Which lines below include "toutes"? Copy them all.

[Entries of transcribed document text]

▼▼▼

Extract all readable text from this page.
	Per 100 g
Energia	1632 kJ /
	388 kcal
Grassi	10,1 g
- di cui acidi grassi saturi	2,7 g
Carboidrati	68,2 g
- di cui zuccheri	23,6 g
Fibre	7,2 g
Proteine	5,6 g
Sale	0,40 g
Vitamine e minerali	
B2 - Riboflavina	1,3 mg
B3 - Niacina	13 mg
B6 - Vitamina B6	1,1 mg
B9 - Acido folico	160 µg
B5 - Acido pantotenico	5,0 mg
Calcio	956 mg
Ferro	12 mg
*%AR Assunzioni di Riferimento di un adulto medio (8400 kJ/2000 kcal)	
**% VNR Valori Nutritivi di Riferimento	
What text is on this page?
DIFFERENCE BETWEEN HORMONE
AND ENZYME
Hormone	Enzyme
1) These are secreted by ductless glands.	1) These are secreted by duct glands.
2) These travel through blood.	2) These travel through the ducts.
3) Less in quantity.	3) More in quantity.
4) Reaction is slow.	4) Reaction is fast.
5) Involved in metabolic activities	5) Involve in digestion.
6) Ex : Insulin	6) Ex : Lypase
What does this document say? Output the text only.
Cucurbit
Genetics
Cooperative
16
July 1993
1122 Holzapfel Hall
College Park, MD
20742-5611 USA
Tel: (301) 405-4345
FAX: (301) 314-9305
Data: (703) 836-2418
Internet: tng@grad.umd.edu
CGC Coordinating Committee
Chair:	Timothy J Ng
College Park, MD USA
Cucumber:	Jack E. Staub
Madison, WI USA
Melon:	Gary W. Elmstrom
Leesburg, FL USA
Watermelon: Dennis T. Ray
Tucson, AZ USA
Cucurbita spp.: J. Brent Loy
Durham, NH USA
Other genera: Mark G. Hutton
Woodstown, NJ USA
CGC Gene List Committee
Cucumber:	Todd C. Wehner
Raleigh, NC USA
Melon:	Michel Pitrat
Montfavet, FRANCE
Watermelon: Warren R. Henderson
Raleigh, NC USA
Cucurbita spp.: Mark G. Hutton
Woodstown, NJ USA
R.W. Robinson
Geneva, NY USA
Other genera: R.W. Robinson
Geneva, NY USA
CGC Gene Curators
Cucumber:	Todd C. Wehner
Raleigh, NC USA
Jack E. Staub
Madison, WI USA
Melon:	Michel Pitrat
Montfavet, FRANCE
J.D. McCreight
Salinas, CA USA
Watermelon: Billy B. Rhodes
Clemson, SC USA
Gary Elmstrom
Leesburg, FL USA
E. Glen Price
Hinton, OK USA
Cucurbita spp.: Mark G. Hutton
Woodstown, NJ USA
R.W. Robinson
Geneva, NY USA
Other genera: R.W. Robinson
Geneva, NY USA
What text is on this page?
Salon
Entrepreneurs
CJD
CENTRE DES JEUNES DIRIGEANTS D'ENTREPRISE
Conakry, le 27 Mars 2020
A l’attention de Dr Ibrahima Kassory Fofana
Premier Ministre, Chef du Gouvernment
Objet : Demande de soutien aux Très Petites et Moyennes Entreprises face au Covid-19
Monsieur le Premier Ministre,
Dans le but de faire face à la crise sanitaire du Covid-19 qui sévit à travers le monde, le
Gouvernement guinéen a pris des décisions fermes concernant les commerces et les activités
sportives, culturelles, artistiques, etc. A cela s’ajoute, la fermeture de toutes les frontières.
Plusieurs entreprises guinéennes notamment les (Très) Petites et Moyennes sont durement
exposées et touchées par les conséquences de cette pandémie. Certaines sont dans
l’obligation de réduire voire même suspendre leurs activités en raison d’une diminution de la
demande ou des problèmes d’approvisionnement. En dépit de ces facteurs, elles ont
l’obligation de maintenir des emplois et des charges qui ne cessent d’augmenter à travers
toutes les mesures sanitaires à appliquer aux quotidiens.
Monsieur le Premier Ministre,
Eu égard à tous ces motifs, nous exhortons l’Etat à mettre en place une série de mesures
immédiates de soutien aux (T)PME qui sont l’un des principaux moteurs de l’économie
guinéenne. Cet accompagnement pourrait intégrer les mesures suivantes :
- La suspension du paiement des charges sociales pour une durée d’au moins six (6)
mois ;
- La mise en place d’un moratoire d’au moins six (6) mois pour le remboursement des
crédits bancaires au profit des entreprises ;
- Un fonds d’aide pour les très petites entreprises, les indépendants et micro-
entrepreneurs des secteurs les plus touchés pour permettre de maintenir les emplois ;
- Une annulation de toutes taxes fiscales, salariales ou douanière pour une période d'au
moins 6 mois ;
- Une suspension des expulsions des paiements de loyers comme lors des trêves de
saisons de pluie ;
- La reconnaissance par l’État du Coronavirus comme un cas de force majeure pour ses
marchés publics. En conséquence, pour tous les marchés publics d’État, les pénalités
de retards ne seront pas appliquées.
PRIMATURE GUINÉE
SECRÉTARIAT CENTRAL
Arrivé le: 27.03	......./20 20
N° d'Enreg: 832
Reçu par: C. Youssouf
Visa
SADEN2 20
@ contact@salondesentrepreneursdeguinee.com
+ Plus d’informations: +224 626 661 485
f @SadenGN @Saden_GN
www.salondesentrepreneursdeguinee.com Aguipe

▲▲▲

» **Worked solution**
sportives, culturelles, artistiques, etc. A cela s’ajoute, la fermeture de toutes les frontières.
toutes les mesures sanitaires à appliquer aux quotidiens.
- Une annulation de toutes taxes fiscales, salariales ou douanière pour une période d'au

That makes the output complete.